Challenge: Provide an exact transcription of all the records.
........
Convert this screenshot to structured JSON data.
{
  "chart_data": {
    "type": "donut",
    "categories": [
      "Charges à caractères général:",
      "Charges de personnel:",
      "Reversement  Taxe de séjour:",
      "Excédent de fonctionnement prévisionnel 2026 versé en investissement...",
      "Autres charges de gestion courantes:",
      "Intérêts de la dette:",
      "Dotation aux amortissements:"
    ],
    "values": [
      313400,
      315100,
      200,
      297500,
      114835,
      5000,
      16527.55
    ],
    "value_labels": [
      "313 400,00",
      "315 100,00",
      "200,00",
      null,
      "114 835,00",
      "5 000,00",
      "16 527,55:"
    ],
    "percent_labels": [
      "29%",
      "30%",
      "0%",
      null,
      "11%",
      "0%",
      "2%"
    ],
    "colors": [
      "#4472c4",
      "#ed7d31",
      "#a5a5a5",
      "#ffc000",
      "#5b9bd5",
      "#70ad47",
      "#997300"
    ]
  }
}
........
Solution for this exercise:
Convert this screenshot to structured JSON data.
{
  "chart_data": {
    "type": "donut",
    "categories": [
      "Charges à caractères général:",
      "Charges de personnel:",
      "Reversement  Taxe de séjour:",
      "Excédent de fonctionnement prévisionnel 2026 versé en investissement...",
      "Autres charges de gestion courantes:",
      "Intérêts de la dette:",
      "Dotation aux amortissements:"
    ],
    "values": [
      313400,
      315100,
      200,
      297500,
      114835,
      5000,
      16527.55
    ],
    "value_labels": [
      "313 400,00",
      "315 100,00",
      "200,00",
      null,
      "114 835,00",
      "5 000,00",
      "16 527,55:"
    ],
    "percent_labels": [
      "29%",
      "30%",
      "0%",
      null,
      "11%",
      "0%",
      "2%"
    ],
    "colors": [
      "#4472c4",
      "#ed7d31",
      "#a5a5a5",
      "#ffc000",
      "#5b9bd5",
      "#70ad47",
      "#997300"
    ]
  }
}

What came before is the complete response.